>>>
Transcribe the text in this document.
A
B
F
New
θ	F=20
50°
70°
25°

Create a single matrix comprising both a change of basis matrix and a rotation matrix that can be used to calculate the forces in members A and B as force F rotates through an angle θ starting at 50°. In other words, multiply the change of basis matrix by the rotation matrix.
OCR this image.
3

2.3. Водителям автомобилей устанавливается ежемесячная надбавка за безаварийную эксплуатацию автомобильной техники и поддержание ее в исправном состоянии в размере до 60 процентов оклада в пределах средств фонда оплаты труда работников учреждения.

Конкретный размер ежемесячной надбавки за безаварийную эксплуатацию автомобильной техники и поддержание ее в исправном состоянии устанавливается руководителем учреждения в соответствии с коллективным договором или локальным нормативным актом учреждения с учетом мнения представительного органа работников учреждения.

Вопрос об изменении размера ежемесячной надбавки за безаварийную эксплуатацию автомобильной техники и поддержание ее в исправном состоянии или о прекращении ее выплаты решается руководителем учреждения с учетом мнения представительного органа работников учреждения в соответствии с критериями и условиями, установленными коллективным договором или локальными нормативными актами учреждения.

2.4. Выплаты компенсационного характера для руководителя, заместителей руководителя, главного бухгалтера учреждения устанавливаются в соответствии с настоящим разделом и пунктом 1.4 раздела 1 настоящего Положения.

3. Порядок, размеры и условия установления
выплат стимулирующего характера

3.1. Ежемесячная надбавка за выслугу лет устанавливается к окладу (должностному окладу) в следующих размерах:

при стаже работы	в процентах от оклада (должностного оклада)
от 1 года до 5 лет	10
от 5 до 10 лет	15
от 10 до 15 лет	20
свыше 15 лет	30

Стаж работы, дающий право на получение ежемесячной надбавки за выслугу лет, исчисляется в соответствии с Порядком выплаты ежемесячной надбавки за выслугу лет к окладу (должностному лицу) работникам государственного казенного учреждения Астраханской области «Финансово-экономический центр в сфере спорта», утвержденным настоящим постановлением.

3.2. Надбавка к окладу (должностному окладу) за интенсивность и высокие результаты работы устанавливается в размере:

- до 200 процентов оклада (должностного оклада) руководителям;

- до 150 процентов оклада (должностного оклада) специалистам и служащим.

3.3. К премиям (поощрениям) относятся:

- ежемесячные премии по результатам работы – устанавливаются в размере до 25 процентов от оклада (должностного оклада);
<<<
Make a verbatim copy of every entry shown above.

Transcribe the text in this document.
A
B
F
New
θ	F=20
50°
70°
25°

Create a single matrix comprising both a change of basis matrix and a rotation matrix that can be used to calculate the forces in members A and B as force F rotates through an angle θ starting at 50°. In other words, multiply the change of basis matrix by the rotation matrix.
OCR this image.
3

2.3. Водителям автомобилей устанавливается ежемесячная надбавка за безаварийную эксплуатацию автомобильной техники и поддержание ее в исправном состоянии в размере до 60 процентов оклада в пределах средств фонда оплаты труда работников учреждения.

Конкретный размер ежемесячной надбавки за безаварийную эксплуатацию автомобильной техники и поддержание ее в исправном состоянии устанавливается руководителем учреждения в соответствии с коллективным договором или локальным нормативным актом учреждения с учетом мнения представительного органа работников учреждения.

Вопрос об изменении размера ежемесячной надбавки за безаварийную эксплуатацию автомобильной техники и поддержание ее в исправном состоянии или о прекращении ее выплаты решается руководителем учреждения с учетом мнения представительного органа работников учреждения в соответствии с критериями и условиями, установленными коллективным договором или локальными нормативными актами учреждения.

2.4. Выплаты компенсационного характера для руководителя, заместителей руководителя, главного бухгалтера учреждения устанавливаются в соответствии с настоящим разделом и пунктом 1.4 раздела 1 настоящего Положения.

3. Порядок, размеры и условия установления
выплат стимулирующего характера

3.1. Ежемесячная надбавка за выслугу лет устанавливается к окладу (должностному окладу) в следующих размерах:

при стаже работы	в процентах от оклада (должностного оклада)
от 1 года до 5 лет	10
от 5 до 10 лет	15
от 10 до 15 лет	20
свыше 15 лет	30

Стаж работы, дающий право на получение ежемесячной надбавки за выслугу лет, исчисляется в соответствии с Порядком выплаты ежемесячной надбавки за выслугу лет к окладу (должностному лицу) работникам государственного казенного учреждения Астраханской области «Финансово-экономический центр в сфере спорта», утвержденным настоящим постановлением.

3.2. Надбавка к окладу (должностному окладу) за интенсивность и высокие результаты работы устанавливается в размере:

- до 200 процентов оклада (должностного оклада) руководителям;

- до 150 процентов оклада (должностного оклада) специалистам и служащим.

3.3. К премиям (поощрениям) относятся:

- ежемесячные премии по результатам работы – устанавливаются в размере до 25 процентов от оклада (должностного оклада);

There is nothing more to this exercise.